### What to produce
Set down every one of the rows below verbatim, omitting the pictures.

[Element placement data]
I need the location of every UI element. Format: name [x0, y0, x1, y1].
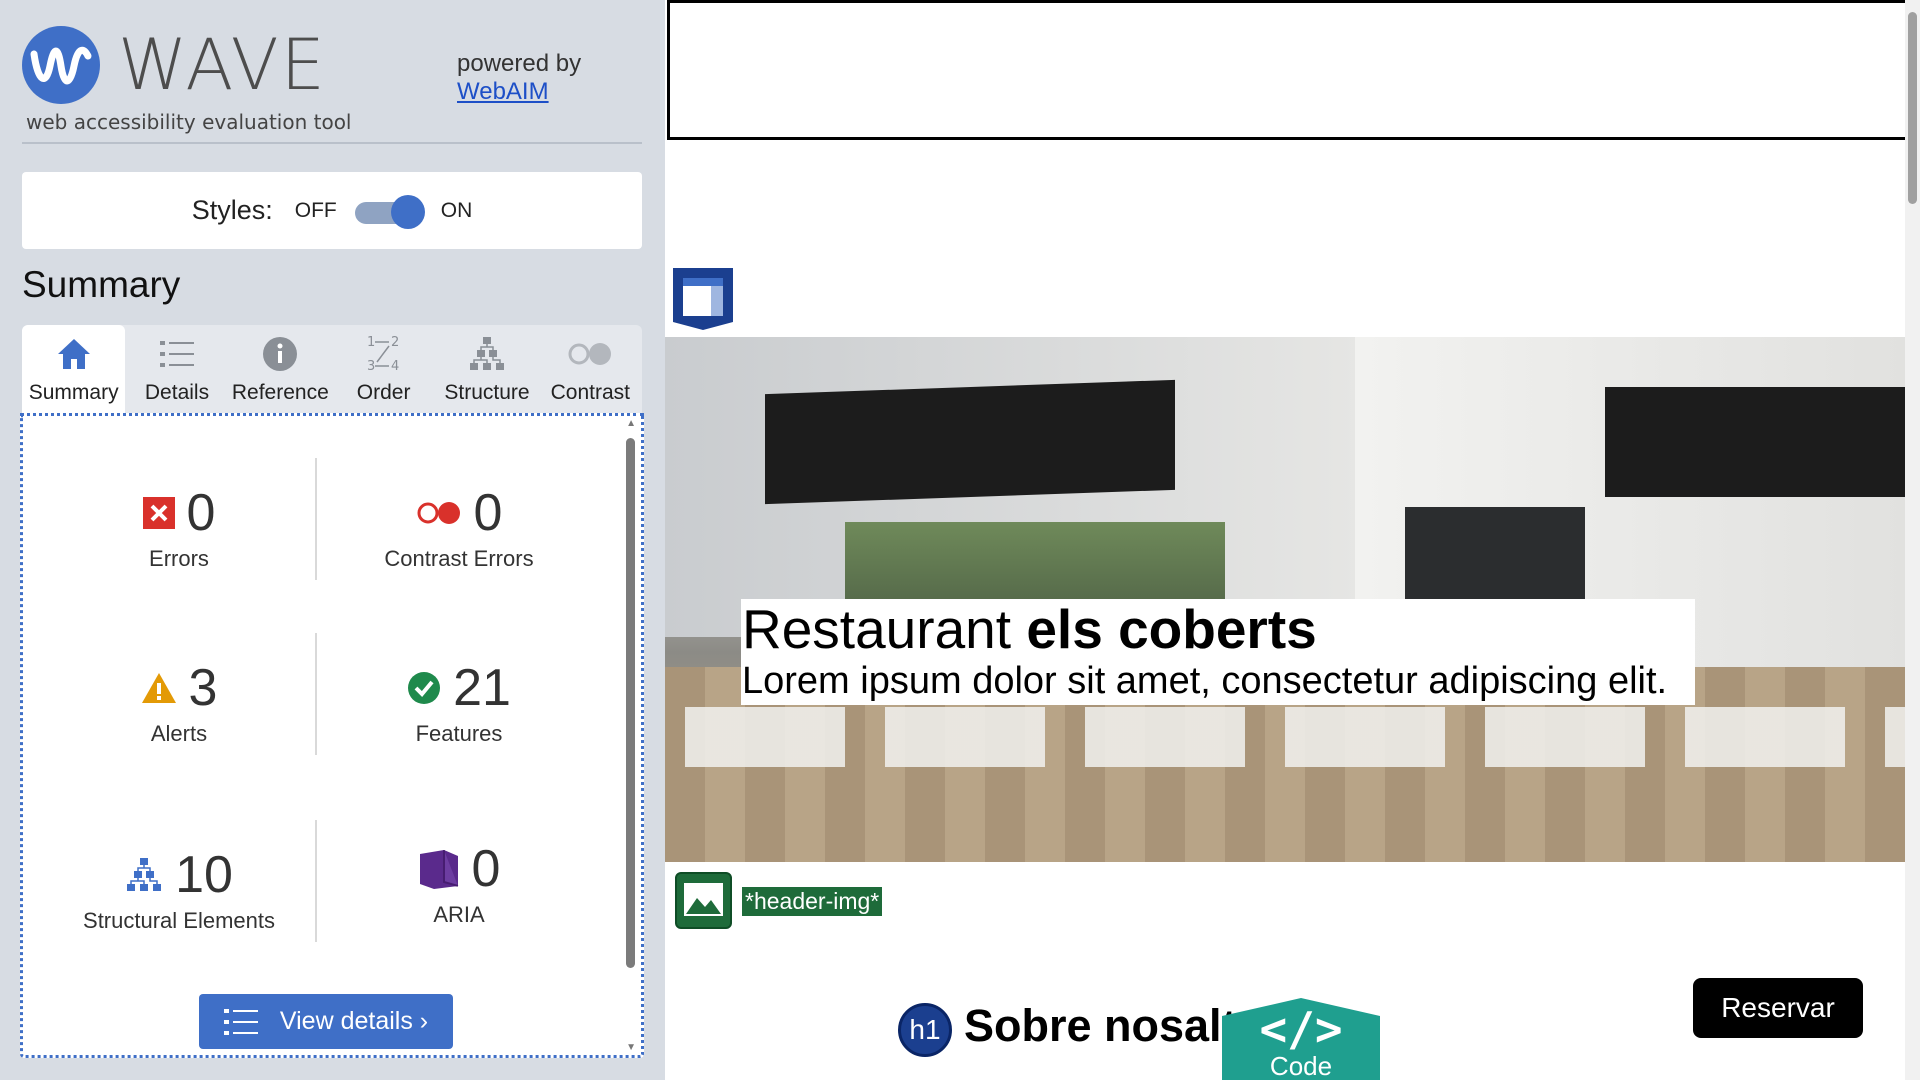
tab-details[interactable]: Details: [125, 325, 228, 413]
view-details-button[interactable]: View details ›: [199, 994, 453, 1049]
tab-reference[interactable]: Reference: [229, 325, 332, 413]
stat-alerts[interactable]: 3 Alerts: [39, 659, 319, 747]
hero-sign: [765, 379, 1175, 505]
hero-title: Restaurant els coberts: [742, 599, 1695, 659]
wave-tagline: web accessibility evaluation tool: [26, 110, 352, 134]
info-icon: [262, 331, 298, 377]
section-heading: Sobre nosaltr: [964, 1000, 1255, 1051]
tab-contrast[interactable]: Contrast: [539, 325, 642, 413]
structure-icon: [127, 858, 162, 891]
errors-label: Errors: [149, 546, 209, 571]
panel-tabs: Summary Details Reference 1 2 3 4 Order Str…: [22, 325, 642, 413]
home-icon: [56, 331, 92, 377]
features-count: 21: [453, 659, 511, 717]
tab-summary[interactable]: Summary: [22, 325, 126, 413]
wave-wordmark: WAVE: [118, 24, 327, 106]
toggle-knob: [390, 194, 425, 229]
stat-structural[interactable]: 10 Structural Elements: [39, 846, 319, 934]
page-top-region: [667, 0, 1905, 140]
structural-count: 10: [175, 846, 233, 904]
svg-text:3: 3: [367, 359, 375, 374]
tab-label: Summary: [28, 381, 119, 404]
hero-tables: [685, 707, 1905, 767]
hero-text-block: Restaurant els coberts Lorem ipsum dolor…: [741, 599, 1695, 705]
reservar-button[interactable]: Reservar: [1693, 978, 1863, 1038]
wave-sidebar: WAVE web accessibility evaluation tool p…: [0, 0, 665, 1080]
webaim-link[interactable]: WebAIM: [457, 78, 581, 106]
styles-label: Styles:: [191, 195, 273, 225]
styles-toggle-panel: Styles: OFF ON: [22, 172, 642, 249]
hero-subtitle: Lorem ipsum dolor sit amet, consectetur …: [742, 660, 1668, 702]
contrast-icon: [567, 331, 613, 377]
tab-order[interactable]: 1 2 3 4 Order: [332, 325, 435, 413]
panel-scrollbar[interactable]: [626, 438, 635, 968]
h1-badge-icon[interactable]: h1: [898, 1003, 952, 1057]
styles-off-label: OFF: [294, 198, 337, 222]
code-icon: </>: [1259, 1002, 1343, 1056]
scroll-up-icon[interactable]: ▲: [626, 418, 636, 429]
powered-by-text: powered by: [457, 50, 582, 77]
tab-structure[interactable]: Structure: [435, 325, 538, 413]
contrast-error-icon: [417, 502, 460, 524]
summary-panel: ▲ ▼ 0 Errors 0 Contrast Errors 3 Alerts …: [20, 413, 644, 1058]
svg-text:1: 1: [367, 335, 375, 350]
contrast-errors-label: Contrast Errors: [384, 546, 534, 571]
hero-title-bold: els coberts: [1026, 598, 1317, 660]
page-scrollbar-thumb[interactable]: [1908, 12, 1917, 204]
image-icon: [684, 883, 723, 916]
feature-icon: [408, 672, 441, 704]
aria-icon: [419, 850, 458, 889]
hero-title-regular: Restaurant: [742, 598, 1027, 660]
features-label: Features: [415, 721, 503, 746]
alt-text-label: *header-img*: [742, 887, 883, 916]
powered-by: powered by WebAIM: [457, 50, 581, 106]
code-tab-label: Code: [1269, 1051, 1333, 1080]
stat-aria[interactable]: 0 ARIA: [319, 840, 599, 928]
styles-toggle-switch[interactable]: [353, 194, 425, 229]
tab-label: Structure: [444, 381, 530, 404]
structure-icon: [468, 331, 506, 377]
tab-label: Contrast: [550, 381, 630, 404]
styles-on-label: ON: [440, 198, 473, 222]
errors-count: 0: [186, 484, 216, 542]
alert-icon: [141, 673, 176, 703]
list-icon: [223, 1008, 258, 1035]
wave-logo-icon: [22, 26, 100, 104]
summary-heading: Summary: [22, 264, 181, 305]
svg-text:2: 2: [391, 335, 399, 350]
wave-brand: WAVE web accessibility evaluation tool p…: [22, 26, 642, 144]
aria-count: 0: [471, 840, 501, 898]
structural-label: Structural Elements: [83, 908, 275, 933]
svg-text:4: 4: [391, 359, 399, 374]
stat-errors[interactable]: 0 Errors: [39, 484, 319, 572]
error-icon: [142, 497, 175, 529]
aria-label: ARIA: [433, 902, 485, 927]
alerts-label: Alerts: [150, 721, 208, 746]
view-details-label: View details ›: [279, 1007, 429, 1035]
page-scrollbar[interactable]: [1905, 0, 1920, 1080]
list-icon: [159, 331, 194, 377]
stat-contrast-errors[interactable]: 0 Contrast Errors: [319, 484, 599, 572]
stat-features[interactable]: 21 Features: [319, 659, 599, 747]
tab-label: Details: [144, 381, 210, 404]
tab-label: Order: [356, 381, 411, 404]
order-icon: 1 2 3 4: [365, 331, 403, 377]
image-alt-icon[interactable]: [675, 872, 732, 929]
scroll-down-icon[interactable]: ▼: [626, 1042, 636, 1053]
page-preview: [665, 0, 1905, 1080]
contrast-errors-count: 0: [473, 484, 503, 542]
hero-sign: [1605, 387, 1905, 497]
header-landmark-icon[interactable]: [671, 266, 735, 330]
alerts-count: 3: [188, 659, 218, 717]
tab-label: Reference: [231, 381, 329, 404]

### The completed task
I need the location of every UI element. Format: name [x0, y0, x1, y1].
tab-details[interactable]: Details: [125, 325, 228, 413]
view-details-button[interactable]: View details ›: [199, 994, 453, 1049]
tab-reference[interactable]: Reference: [229, 325, 332, 413]
stat-alerts[interactable]: 3 Alerts: [39, 659, 319, 747]
hero-sign: [765, 379, 1175, 505]
hero-title: Restaurant els coberts: [742, 599, 1695, 659]
wave-tagline: web accessibility evaluation tool: [26, 110, 352, 134]
info-icon: [262, 331, 298, 377]
section-heading: Sobre nosaltr: [964, 1000, 1255, 1051]
tab-contrast[interactable]: Contrast: [539, 325, 642, 413]
structure-icon: [127, 858, 162, 891]
errors-label: Errors: [149, 546, 209, 571]
panel-tabs: Summary Details Reference 1 2 3 4 Order Str…: [22, 325, 642, 413]
home-icon: [56, 331, 92, 377]
features-count: 21: [453, 659, 511, 717]
tab-summary[interactable]: Summary: [22, 325, 126, 413]
wave-wordmark: WAVE: [118, 24, 327, 106]
toggle-knob: [390, 194, 425, 229]
stat-structural[interactable]: 10 Structural Elements: [39, 846, 319, 934]
page-top-region: [667, 0, 1905, 140]
structural-count: 10: [175, 846, 233, 904]
svg-text:3: 3: [367, 359, 375, 374]
tab-label: Summary: [28, 381, 119, 404]
hero-tables: [685, 707, 1905, 767]
hero-text-block: Restaurant els coberts Lorem ipsum dolor…: [741, 599, 1695, 705]
reservar-button[interactable]: Reservar: [1693, 978, 1863, 1038]
wave-sidebar: WAVE web accessibility evaluation tool p…: [0, 0, 665, 1080]
webaim-link[interactable]: WebAIM: [457, 78, 581, 106]
styles-label: Styles:: [191, 195, 273, 225]
styles-toggle-panel: Styles: OFF ON: [22, 172, 642, 249]
hero-subtitle: Lorem ipsum dolor sit amet, consectetur …: [742, 660, 1668, 702]
contrast-icon: [567, 331, 613, 377]
tab-order[interactable]: 1 2 3 4 Order: [332, 325, 435, 413]
panel-scrollbar[interactable]: [626, 438, 635, 968]
h1-badge-icon[interactable]: h1: [898, 1003, 952, 1057]
styles-off-label: OFF: [294, 198, 337, 222]
code-icon: </>: [1259, 1002, 1343, 1056]
scroll-up-icon[interactable]: ▲: [626, 418, 636, 429]
powered-by-text: powered by: [457, 50, 582, 77]
tab-structure[interactable]: Structure: [435, 325, 538, 413]
contrast-error-icon: [417, 502, 460, 524]
summary-panel: ▲ ▼ 0 Errors 0 Contrast Errors 3 Alerts …: [20, 413, 644, 1058]
svg-text:1: 1: [367, 335, 375, 350]
contrast-errors-label: Contrast Errors: [384, 546, 534, 571]
hero-title-bold: els coberts: [1026, 598, 1317, 660]
page-scrollbar-thumb[interactable]: [1908, 12, 1917, 204]
image-icon: [684, 883, 723, 916]
feature-icon: [408, 672, 441, 704]
aria-icon: [419, 850, 458, 889]
hero-title-regular: Restaurant: [742, 598, 1027, 660]
features-label: Features: [415, 721, 503, 746]
alt-text-label: *header-img*: [742, 887, 883, 916]
powered-by: powered by WebAIM: [457, 50, 581, 106]
code-tab-label: Code: [1269, 1051, 1333, 1080]
stat-aria[interactable]: 0 ARIA: [319, 840, 599, 928]
styles-toggle-switch[interactable]: [353, 194, 425, 229]
tab-label: Structure: [444, 381, 530, 404]
structure-icon: [468, 331, 506, 377]
tab-label: Contrast: [550, 381, 630, 404]
styles-on-label: ON: [440, 198, 473, 222]
errors-count: 0: [186, 484, 216, 542]
alert-icon: [141, 673, 176, 703]
list-icon: [223, 1008, 258, 1035]
wave-logo-icon: [22, 26, 100, 104]
summary-heading: Summary: [22, 264, 181, 305]
svg-text:2: 2: [391, 335, 399, 350]
wave-brand: WAVE web accessibility evaluation tool p…: [22, 26, 642, 144]
aria-count: 0: [471, 840, 501, 898]
structural-label: Structural Elements: [83, 908, 275, 933]
svg-text:4: 4: [391, 359, 399, 374]
stat-errors[interactable]: 0 Errors: [39, 484, 319, 572]
error-icon: [142, 497, 175, 529]
aria-label: ARIA: [433, 902, 485, 927]
alerts-label: Alerts: [150, 721, 208, 746]
view-details-label: View details ›: [279, 1007, 429, 1035]
page-scrollbar[interactable]: [1905, 0, 1920, 1080]
list-icon: [159, 331, 194, 377]
stat-contrast-errors[interactable]: 0 Contrast Errors: [319, 484, 599, 572]
stat-features[interactable]: 21 Features: [319, 659, 599, 747]
tab-label: Details: [144, 381, 210, 404]
tab-label: Order: [356, 381, 411, 404]
order-icon: 1 2 3 4: [365, 331, 403, 377]
image-alt-icon[interactable]: [675, 872, 732, 929]
scroll-down-icon[interactable]: ▼: [626, 1042, 636, 1053]
page-preview: [665, 0, 1905, 1080]
contrast-errors-count: 0: [473, 484, 503, 542]
hero-sign: [1605, 387, 1905, 497]
header-landmark-icon[interactable]: [671, 266, 735, 330]
alerts-count: 3: [188, 659, 218, 717]
tab-label: Reference: [231, 381, 329, 404]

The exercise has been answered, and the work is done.